Job:
Scan each line of the records for the word "Beer" and extract the ones that have it.

Excerpted records:
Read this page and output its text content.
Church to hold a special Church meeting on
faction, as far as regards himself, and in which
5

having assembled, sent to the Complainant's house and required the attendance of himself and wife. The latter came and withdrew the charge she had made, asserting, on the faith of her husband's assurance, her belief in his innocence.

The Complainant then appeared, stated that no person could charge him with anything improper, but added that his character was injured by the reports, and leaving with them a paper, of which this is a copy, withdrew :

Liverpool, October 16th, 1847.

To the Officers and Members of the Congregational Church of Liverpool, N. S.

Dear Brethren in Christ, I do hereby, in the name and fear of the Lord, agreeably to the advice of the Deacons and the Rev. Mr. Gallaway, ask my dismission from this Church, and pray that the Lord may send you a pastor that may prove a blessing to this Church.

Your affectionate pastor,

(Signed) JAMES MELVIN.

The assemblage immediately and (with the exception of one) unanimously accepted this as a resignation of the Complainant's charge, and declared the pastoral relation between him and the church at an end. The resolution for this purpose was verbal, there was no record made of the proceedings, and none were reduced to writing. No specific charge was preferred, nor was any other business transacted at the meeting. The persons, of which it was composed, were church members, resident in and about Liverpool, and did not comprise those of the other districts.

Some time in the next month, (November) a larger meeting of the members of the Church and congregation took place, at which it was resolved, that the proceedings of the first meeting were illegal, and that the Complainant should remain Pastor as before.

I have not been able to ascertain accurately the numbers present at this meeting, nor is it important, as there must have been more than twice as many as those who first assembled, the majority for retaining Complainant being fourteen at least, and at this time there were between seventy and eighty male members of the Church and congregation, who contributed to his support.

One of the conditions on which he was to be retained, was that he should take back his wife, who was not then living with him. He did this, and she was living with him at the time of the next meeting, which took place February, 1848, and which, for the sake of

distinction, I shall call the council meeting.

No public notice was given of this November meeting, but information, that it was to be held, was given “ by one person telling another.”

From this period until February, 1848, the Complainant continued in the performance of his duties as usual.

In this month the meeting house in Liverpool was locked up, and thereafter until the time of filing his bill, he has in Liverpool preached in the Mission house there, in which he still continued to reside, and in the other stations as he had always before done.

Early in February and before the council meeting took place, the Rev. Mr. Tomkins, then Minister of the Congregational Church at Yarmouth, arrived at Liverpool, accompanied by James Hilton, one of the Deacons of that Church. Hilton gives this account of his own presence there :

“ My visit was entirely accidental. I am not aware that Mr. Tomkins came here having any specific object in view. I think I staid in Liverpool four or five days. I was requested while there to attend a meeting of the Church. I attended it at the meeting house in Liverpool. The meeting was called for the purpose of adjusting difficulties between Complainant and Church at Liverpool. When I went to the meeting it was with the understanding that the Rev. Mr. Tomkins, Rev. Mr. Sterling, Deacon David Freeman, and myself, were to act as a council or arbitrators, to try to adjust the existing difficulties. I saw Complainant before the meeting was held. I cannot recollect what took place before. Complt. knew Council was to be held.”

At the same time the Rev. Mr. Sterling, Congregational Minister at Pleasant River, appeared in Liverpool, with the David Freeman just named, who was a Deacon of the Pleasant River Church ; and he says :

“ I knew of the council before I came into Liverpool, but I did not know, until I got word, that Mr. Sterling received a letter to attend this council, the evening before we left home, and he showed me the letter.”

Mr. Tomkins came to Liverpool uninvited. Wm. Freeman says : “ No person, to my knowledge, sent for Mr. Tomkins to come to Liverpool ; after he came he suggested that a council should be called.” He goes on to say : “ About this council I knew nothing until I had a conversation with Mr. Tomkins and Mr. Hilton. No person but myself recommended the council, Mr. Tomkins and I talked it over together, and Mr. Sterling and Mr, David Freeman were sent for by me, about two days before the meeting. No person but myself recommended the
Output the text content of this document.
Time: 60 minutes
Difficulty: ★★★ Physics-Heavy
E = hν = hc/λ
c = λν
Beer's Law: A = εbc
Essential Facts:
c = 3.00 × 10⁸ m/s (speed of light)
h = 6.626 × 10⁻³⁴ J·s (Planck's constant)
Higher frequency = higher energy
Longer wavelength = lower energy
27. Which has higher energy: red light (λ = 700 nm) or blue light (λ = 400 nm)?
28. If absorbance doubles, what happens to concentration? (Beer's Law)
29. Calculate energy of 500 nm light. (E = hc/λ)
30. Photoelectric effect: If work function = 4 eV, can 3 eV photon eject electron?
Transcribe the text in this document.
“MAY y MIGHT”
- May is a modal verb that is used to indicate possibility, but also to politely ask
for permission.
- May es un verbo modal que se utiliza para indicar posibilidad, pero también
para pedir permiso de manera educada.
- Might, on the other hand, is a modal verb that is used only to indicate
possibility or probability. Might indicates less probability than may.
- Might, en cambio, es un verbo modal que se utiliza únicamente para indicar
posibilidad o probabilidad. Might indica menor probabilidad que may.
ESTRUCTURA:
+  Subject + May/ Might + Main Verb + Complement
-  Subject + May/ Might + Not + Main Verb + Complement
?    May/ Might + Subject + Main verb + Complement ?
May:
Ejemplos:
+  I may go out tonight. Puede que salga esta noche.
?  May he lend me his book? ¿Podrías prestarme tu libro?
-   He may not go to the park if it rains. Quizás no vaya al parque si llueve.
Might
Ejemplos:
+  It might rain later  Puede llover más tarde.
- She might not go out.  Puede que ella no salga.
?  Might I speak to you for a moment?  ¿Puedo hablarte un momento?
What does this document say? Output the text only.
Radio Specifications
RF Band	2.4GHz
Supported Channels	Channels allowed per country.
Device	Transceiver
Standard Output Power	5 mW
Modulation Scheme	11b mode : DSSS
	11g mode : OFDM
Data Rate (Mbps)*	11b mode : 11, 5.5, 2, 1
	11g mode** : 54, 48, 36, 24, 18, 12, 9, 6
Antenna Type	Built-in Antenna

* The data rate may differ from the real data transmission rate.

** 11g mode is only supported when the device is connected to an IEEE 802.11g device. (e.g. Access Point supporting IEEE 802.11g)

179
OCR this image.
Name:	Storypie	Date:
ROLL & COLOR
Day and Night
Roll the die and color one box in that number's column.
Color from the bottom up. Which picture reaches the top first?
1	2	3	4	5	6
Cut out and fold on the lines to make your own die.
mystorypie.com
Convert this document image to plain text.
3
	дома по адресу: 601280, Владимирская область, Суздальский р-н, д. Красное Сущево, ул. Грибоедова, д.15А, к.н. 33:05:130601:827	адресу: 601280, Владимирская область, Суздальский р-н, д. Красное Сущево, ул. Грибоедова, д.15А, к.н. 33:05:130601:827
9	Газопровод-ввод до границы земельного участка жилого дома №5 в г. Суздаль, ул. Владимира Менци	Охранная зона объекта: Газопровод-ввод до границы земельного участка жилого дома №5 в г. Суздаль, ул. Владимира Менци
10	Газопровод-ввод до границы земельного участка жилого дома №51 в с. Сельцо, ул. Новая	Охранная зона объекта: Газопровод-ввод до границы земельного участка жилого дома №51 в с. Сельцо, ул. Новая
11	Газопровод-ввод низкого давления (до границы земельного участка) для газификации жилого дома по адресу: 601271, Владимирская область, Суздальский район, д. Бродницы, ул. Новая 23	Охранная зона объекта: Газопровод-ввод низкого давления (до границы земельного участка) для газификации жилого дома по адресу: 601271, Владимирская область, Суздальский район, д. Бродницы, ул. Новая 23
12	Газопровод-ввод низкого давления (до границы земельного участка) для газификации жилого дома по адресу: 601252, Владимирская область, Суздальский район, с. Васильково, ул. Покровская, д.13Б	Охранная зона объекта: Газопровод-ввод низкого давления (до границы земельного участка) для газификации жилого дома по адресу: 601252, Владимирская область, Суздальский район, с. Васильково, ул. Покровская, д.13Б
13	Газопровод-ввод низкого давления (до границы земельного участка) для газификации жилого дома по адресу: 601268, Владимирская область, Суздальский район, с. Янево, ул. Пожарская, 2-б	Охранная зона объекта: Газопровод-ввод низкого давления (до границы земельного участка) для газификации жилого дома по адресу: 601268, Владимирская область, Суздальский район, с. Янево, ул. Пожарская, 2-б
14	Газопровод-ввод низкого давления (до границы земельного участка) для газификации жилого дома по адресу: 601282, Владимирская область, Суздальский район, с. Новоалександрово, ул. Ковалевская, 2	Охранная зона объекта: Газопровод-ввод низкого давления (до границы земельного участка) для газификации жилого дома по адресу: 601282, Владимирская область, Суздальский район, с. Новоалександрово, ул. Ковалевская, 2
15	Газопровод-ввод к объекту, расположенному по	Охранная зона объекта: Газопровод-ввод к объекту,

The result:
Beer's Law: A = εbc
28. If absorbance doubles, what happens to concentration? (Beer's Law)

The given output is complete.